• 抜粋本文
海外情勢

米国民の約9割「中国は敵か競争相手」 全米調査

 【ワシントン=黒瀬悦成】米世論調査機関ピュー・リサーチ・センターは4日、米国にとって中国は「敵」または「競争相手」であるとする回答が計89%に上る一方、「パートナー」と位置付けたのは9%だったとする全米世論調査の結果を発表した。

 また、中国への感情を寒暖で表現した場合、悪感情を意味する「冷たい」が2018年の46%から67%に増加。このうち「非常に冷たい」は23%から47%に上昇したとし、この3年間で米国民の対中感情が急激に悪化していることが浮き彫りとなった。

 中国と「敵」としたのは全体の34%で、保守派の共和党支持者に限れば64%に上った。リベラル派の民主党支持者も71%が中国を「競争相手」であると答えており、中国への警戒感が超党派で高まっていることも分かった。

 バイデン大統領の対中政策については53%が「信頼できる」と答え、「信頼できない」の46%を上回った。ただ、「信頼できる」は民主党支持者で83%に達した一方、共和党支持者では19%にとどまった。

• 取り組む課題
1 - 対中世論調査の記事にある次の一文を英語に訳してください。「バイデン大統領の対中政策については53%が「信頼できる」と答え、「信頼できない」の46%を上回った。」
2 - 対中世論調査の記事において、米国にとっての中国の位置付けを示す呼び方として挙げられているものをすべて列挙してください。
3 - 対中世論調査の記事によれば、中国を「敵」とした回答は全体の何%でしたか。

[バウンディングボックス予測データ]
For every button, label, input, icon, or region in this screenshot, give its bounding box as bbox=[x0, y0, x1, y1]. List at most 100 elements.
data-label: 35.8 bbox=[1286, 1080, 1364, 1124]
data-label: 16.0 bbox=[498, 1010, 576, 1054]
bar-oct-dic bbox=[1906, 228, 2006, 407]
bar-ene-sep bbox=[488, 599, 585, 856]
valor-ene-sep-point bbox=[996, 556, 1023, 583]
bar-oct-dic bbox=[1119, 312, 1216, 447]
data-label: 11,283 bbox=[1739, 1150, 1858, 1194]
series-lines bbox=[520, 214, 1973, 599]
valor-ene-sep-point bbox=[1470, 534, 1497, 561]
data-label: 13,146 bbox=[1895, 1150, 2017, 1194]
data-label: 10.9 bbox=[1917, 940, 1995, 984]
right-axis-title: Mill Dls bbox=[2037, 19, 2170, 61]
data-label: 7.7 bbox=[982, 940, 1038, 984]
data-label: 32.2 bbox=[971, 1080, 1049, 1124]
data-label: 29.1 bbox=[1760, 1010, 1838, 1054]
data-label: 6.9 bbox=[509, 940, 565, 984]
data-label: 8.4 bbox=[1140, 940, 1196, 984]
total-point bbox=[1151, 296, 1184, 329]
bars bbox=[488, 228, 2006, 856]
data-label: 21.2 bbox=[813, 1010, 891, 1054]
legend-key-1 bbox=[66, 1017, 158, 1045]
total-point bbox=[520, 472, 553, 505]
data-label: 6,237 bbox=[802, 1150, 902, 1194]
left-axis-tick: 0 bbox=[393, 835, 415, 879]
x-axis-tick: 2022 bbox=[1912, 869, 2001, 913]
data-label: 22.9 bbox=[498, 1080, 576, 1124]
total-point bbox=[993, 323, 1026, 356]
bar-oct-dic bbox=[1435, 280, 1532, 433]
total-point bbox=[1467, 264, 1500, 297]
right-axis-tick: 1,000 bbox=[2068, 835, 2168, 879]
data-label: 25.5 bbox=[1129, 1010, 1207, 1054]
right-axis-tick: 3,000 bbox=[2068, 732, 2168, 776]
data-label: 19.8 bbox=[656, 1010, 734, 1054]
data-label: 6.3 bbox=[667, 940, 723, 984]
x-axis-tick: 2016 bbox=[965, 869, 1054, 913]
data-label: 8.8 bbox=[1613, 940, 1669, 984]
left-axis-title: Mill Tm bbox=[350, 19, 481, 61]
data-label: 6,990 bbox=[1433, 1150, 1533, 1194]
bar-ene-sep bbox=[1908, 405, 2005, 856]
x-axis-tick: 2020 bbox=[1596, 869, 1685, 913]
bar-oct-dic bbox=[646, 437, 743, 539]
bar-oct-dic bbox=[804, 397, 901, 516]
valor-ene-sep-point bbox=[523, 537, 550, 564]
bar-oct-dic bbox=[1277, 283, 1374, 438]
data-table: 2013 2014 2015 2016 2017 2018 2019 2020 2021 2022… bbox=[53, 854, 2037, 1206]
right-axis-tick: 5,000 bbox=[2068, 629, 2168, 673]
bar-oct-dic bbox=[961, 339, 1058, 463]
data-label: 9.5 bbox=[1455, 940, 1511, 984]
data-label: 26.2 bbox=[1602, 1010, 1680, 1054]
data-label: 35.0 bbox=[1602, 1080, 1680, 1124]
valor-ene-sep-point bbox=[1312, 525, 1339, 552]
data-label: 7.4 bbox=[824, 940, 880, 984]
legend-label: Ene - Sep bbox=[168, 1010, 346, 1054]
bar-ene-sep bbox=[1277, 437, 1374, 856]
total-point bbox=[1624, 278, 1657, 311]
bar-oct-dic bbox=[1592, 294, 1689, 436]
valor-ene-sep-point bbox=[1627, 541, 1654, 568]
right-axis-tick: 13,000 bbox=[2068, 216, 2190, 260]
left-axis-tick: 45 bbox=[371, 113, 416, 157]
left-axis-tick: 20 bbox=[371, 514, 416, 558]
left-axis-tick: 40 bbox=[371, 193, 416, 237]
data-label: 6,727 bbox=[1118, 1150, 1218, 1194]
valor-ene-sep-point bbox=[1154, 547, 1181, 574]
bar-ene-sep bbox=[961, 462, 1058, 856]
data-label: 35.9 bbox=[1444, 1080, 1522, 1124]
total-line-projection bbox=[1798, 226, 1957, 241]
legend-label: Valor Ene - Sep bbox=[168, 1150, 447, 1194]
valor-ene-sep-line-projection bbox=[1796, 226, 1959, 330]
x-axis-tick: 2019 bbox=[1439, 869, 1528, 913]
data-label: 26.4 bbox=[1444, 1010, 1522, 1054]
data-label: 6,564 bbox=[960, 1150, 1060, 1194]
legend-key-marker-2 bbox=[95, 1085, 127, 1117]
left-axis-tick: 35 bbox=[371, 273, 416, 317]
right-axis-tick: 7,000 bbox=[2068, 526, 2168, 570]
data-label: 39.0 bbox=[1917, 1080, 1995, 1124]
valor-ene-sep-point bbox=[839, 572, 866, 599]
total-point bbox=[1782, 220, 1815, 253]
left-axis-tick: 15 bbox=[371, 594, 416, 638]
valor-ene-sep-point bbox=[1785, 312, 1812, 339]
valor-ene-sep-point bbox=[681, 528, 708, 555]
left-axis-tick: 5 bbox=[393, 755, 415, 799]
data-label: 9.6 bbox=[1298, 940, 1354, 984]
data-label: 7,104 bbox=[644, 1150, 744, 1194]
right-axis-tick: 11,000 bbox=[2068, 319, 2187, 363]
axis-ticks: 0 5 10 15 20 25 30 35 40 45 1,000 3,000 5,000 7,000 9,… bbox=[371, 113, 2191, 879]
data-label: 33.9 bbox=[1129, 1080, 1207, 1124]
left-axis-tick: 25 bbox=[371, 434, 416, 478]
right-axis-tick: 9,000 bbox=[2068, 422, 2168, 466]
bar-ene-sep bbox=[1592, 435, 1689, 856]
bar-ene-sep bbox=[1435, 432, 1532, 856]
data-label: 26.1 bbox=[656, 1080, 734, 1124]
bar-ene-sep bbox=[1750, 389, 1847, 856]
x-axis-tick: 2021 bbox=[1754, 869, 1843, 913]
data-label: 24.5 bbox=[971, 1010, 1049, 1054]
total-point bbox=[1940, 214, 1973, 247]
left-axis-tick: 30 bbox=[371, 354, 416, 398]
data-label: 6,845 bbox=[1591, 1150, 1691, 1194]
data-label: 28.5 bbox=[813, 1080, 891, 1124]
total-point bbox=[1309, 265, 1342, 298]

• 解答
1 - Regarding President Biden's China policy, 53% answered that it was "trustworthy," exceeding the 46% who answered "not trustworthy."

2 - 敵、競争相手、パートナー

3 - 34%です。